■ Tâches à réaliser:
1 – D'après le texte sur le lipombo, à quel groupe de la société Mangbetu cette pratique était-elle réservée ?
2 – Énumérez les caractéristiques que le texte sur le lipombo attribue au crâne produit par les liens.

■ Texte fourni:
________________________
Lipombo (élongation crânienne du nourrisson Mangbetu)
La pratique aristocratique Mangbetu consistant à lier le crâne d'un nourrisson avec des enveloppes de fibres peu après la naissance afin d'allonger le crâne de manière permanente, marque le statut de la noblesse et inspire directement le style artistique de la cour.
La pratique du lipombo était au cœur de l'identité visuelle et sociale de la noblesse Mangbetu du nord-est du Congo. Appliqués dans les semaines suivant la naissance, les liens serrés en écorce ou en fibre réorientaient la croissance du crâne encore malléable vers le haut et l'arrière, produisant un crâne allongé et légèrement bombé, permanent et immédiatement visible tout au long de la vie d'une personne. Enid Schildkrout et Curtis Keim (African Reflections : Art from Northeastern Zaire, 1990) montrent que le lipombo était réservé à l'élite héréditaire (na) et constituait l'un des marqueurs les plus lisibles du rang social dans la société Mangbetu, porté en même temps que la coiffure élaborée en forme d'éventail (chapeau de paille) qui amplifiait encore l'allongement du profil crânien. Cette pratique semble avoir considérablement diminué pendant la période coloniale belge, la pression administrative et l'influence des missionnaires l'ayant découragée, et Schildkrout et Keim notent qu'elle avait largement cessé au milieu du XXe siècle.
________________________
■ Contenu des données:

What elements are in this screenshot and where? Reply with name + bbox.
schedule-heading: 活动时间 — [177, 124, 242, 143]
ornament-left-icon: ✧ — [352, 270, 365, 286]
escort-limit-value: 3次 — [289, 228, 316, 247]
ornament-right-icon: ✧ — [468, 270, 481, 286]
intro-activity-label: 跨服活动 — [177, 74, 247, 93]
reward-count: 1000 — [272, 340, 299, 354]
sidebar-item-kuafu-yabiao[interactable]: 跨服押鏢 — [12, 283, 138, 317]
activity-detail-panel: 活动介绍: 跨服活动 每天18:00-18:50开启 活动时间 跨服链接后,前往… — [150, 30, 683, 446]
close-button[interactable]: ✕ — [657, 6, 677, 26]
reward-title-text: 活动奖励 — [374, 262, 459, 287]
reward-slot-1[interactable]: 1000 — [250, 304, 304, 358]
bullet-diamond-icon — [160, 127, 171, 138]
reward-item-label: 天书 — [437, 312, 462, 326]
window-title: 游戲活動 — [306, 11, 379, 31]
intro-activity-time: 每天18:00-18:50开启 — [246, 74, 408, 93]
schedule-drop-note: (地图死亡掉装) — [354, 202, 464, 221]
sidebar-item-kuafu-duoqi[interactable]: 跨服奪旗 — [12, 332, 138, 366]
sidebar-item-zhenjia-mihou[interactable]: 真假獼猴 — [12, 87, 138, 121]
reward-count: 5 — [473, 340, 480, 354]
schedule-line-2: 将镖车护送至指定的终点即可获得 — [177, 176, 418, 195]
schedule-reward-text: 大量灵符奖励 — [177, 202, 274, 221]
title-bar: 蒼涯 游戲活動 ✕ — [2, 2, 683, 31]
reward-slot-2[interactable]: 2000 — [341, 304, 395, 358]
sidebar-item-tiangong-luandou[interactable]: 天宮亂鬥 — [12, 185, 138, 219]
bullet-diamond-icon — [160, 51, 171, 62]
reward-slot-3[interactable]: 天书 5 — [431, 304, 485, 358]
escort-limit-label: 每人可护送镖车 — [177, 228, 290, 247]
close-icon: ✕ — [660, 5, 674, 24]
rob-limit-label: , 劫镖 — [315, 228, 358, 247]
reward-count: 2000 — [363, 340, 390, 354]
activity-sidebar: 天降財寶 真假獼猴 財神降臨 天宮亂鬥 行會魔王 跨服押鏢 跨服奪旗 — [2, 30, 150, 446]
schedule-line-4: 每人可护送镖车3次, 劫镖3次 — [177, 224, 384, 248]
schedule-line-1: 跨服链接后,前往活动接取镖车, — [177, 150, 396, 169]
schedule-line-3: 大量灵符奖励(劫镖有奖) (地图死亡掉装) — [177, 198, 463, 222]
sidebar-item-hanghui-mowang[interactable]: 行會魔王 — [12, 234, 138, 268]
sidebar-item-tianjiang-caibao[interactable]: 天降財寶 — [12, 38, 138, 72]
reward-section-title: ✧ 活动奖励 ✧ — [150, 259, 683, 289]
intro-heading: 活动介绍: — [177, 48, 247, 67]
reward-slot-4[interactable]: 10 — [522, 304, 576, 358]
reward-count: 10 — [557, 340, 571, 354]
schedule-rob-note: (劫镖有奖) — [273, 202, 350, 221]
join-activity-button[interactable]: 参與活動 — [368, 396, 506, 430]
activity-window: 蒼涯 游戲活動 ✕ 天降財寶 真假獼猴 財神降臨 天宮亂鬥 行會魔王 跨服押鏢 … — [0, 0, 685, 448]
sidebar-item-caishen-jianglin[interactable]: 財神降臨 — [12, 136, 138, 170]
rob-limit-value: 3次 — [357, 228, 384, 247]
________________________
■ Réponses fournies:
1 – À l'élite héréditaire (na).

2 –
- allongé
- légèrement bombé
- permanent
- immédiatement visible tout au long de la vie d'une personne